**Listed records**
◇ ◇ ◇ ◇ ◇
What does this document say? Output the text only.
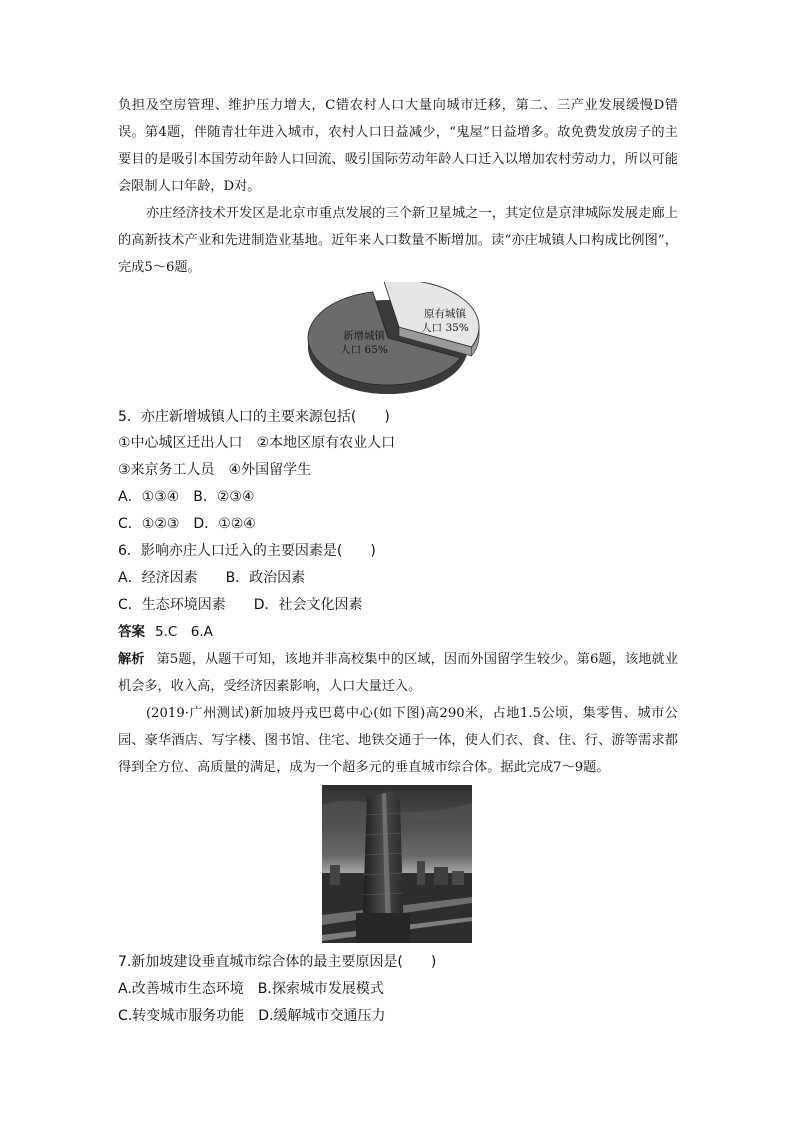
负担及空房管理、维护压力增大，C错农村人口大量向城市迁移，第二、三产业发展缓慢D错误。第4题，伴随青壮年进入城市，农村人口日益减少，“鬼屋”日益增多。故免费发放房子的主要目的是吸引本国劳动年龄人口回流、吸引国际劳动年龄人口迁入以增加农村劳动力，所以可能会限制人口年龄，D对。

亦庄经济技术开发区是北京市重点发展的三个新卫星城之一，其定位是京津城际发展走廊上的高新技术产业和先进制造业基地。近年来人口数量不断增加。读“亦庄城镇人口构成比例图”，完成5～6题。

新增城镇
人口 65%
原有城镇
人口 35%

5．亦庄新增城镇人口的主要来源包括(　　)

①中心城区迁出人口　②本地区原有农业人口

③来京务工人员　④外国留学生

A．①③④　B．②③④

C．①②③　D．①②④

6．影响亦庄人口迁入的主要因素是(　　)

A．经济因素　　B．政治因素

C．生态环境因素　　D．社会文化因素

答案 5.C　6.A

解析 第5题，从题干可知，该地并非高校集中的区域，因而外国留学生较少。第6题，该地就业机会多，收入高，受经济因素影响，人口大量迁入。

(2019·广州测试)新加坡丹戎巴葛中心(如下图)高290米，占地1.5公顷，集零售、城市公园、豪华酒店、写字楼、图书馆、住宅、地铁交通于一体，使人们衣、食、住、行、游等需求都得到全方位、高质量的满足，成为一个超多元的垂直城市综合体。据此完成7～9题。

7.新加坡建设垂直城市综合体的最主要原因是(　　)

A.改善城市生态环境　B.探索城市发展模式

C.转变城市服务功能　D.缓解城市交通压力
◇ ◇ ◇ ◇ ◇
Reproduce the records above exactly, leaving out every picture they contain.

**Solved problem**
What does this document say? Output the text only.
负担及空房管理、维护压力增大，C错农村人口大量向城市迁移，第二、三产业发展缓慢D错误。第4题，伴随青壮年进入城市，农村人口日益减少，“鬼屋”日益增多。故免费发放房子的主要目的是吸引本国劳动年龄人口回流、吸引国际劳动年龄人口迁入以增加农村劳动力，所以可能会限制人口年龄，D对。

亦庄经济技术开发区是北京市重点发展的三个新卫星城之一，其定位是京津城际发展走廊上的高新技术产业和先进制造业基地。近年来人口数量不断增加。读“亦庄城镇人口构成比例图”，完成5～6题。

新增城镇
人口 65%
原有城镇
人口 35%

5．亦庄新增城镇人口的主要来源包括(　　)

①中心城区迁出人口　②本地区原有农业人口

③来京务工人员　④外国留学生

A．①③④　B．②③④

C．①②③　D．①②④

6．影响亦庄人口迁入的主要因素是(　　)

A．经济因素　　B．政治因素

C．生态环境因素　　D．社会文化因素

答案 5.C　6.A

解析 第5题，从题干可知，该地并非高校集中的区域，因而外国留学生较少。第6题，该地就业机会多，收入高，受经济因素影响，人口大量迁入。

(2019·广州测试)新加坡丹戎巴葛中心(如下图)高290米，占地1.5公顷，集零售、城市公园、豪华酒店、写字楼、图书馆、住宅、地铁交通于一体，使人们衣、食、住、行、游等需求都得到全方位、高质量的满足，成为一个超多元的垂直城市综合体。据此完成7～9题。

7.新加坡建设垂直城市综合体的最主要原因是(　　)

A.改善城市生态环境　B.探索城市发展模式

C.转变城市服务功能　D.缓解城市交通压力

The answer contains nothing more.